start DATASET ROWS
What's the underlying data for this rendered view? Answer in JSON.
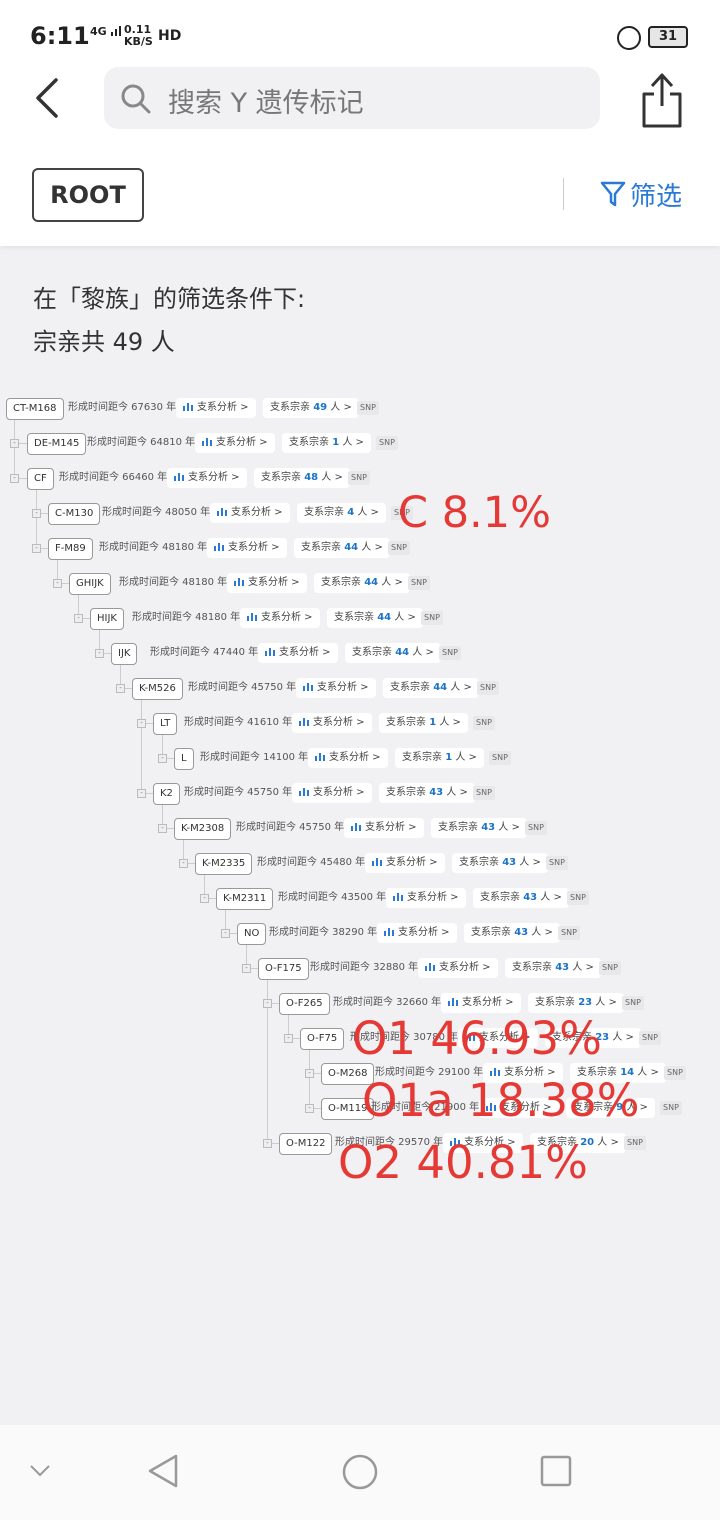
{
  "status_bar": {
    "time": "6:11",
    "network": "4G",
    "speed_value": "0.11",
    "speed_unit": "KB/S",
    "hd": "HD",
    "battery": "31"
  },
  "header": {
    "search_placeholder": "搜索 Y 遗传标记",
    "root_label": "ROOT",
    "filter_label": "筛选"
  },
  "summary": {
    "line1": "在「黎族」的筛选条件下:",
    "line2": "宗亲共 49 人"
  },
  "labels": {
    "age_prefix": "形成时间距今",
    "age_suffix": "年",
    "analysis": "支系分析",
    "kin_prefix": "支系宗亲",
    "kin_suffix": "人",
    "snp": "SNP"
  },
  "tree": [
    {
      "name": "CT-M168",
      "age": "67630",
      "count": "49"
    },
    {
      "name": "DE-M145",
      "age": "64810",
      "count": "1"
    },
    {
      "name": "CF",
      "age": "66460",
      "count": "48"
    },
    {
      "name": "C-M130",
      "age": "48050",
      "count": "4"
    },
    {
      "name": "F-M89",
      "age": "48180",
      "count": "44"
    },
    {
      "name": "GHIJK",
      "age": "48180",
      "count": "44"
    },
    {
      "name": "HIJK",
      "age": "48180",
      "count": "44"
    },
    {
      "name": "IJK",
      "age": "47440",
      "count": "44"
    },
    {
      "name": "K-M526",
      "age": "45750",
      "count": "44"
    },
    {
      "name": "LT",
      "age": "41610",
      "count": "1"
    },
    {
      "name": "L",
      "age": "14100",
      "count": "1"
    },
    {
      "name": "K2",
      "age": "45750",
      "count": "43"
    },
    {
      "name": "K-M2308",
      "age": "45750",
      "count": "43"
    },
    {
      "name": "K-M2335",
      "age": "45480",
      "count": "43"
    },
    {
      "name": "K-M2311",
      "age": "43500",
      "count": "43"
    },
    {
      "name": "NO",
      "age": "38290",
      "count": "43"
    },
    {
      "name": "O-F175",
      "age": "32880",
      "count": "43"
    },
    {
      "name": "O-F265",
      "age": "32660",
      "count": "23"
    },
    {
      "name": "O-F75",
      "age": "30780",
      "count": "23"
    },
    {
      "name": "O-M268",
      "age": "29100",
      "count": "14"
    },
    {
      "name": "O-M119",
      "age": "21900",
      "count": "9"
    },
    {
      "name": "O-M122",
      "age": "29570",
      "count": "20"
    }
  ],
  "annotations": [
    {
      "text": "C 8.1%",
      "color": "#e53935"
    },
    {
      "text": "O1 46.93%",
      "color": "#e53935"
    },
    {
      "text": "O1a 18.38%",
      "color": "#e53935"
    },
    {
      "text": "O2 40.81%",
      "color": "#e53935"
    }
  ],
  "colors": {
    "accent": "#2a7ad5",
    "count": "#1a73c8",
    "annotation": "#e53935"
  }
}
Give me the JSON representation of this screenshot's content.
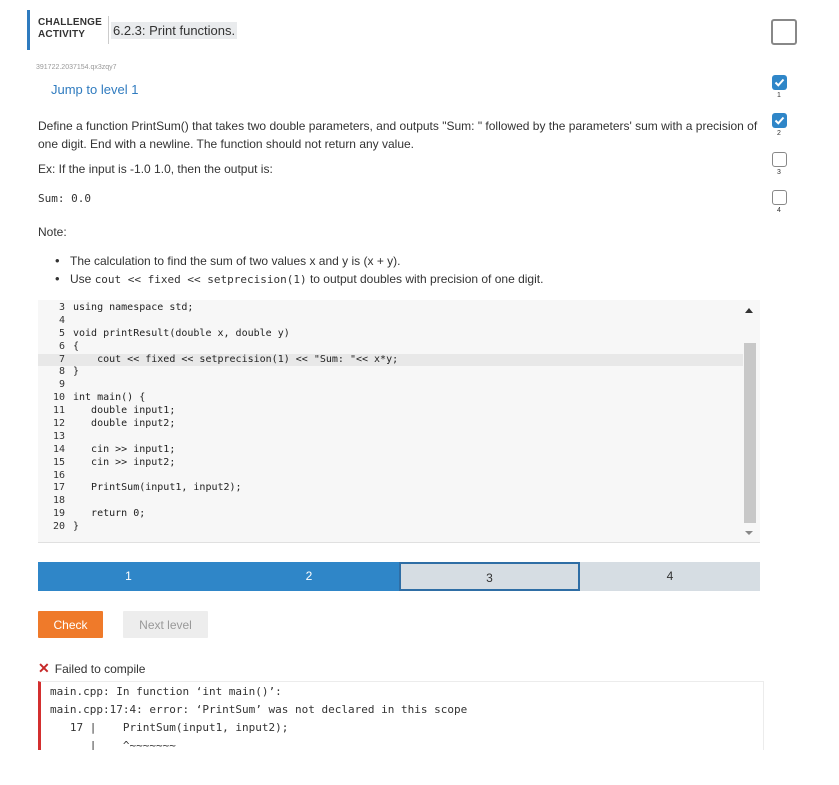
end DATASET ROWS
▸ TASK DETAILS: Copy every line that contains the string "this".

▸ TASK SOLUTION:
What's the underlying data for this rendered view? Answer in JSON.
Give me the JSON representation of this screenshot's content.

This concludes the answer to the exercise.